What the task requires
Sort through the data and copy the lines holding the word "color".

######

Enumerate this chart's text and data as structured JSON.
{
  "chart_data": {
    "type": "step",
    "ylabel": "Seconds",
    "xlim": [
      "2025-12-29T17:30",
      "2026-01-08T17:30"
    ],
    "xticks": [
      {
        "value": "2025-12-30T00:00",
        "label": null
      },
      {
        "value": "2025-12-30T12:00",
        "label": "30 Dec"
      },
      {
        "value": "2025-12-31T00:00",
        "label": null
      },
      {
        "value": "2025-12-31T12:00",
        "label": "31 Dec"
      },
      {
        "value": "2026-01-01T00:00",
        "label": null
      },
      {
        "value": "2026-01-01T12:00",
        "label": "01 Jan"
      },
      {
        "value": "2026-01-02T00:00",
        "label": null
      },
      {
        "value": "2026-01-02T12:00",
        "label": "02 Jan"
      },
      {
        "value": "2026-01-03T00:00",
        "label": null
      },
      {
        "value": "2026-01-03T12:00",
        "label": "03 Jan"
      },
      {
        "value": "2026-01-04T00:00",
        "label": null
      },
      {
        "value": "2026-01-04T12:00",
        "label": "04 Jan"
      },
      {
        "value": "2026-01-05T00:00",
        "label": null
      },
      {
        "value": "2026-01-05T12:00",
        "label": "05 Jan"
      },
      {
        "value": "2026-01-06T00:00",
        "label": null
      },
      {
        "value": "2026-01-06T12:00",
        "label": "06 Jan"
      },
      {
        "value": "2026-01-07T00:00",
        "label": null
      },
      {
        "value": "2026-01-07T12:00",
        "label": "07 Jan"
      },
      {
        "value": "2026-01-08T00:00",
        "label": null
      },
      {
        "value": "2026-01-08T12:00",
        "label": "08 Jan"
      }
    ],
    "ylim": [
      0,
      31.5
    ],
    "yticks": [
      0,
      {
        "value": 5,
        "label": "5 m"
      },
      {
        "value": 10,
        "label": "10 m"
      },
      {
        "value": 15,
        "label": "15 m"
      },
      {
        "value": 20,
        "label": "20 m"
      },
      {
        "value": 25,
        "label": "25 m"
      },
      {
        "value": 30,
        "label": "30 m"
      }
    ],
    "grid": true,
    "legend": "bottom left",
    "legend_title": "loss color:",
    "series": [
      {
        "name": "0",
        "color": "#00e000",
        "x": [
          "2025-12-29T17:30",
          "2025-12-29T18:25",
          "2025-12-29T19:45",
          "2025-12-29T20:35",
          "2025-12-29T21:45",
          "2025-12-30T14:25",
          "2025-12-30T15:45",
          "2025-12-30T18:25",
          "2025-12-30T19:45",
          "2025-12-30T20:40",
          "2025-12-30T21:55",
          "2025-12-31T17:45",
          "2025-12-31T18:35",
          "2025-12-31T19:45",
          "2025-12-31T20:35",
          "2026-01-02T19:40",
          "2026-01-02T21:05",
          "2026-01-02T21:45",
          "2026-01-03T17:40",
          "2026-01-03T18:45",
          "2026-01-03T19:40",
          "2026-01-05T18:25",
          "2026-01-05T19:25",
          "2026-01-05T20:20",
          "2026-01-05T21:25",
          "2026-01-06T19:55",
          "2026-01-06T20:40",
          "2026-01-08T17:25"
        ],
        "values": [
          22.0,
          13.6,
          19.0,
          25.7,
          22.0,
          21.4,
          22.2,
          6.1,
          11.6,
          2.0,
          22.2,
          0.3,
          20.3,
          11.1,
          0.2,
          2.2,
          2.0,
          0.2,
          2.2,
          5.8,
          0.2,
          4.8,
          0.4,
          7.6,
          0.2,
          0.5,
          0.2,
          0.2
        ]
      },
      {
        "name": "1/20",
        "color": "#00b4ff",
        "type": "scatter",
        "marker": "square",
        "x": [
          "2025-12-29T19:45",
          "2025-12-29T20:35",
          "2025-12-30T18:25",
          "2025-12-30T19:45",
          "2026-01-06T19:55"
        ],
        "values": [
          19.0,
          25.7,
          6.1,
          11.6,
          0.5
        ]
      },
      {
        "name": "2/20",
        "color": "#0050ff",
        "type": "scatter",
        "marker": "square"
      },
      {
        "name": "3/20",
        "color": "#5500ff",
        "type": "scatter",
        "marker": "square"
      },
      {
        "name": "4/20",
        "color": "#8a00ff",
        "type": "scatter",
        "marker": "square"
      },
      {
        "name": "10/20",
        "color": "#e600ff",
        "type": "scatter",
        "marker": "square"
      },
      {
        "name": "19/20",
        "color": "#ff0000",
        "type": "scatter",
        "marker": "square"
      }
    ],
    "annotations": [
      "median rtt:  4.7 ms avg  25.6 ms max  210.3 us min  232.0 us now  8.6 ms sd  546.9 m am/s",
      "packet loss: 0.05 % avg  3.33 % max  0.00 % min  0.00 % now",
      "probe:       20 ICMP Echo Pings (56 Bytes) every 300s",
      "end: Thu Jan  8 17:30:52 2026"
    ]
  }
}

######

Answer to the exercise
    "legend_title": "loss color:",
        "color": "#00e000",
        "color": "#00b4ff",
        "color": "#0050ff",
        "color": "#5500ff",
        "color": "#8a00ff",
        "color": "#e600ff",
        "color": "#ff0000",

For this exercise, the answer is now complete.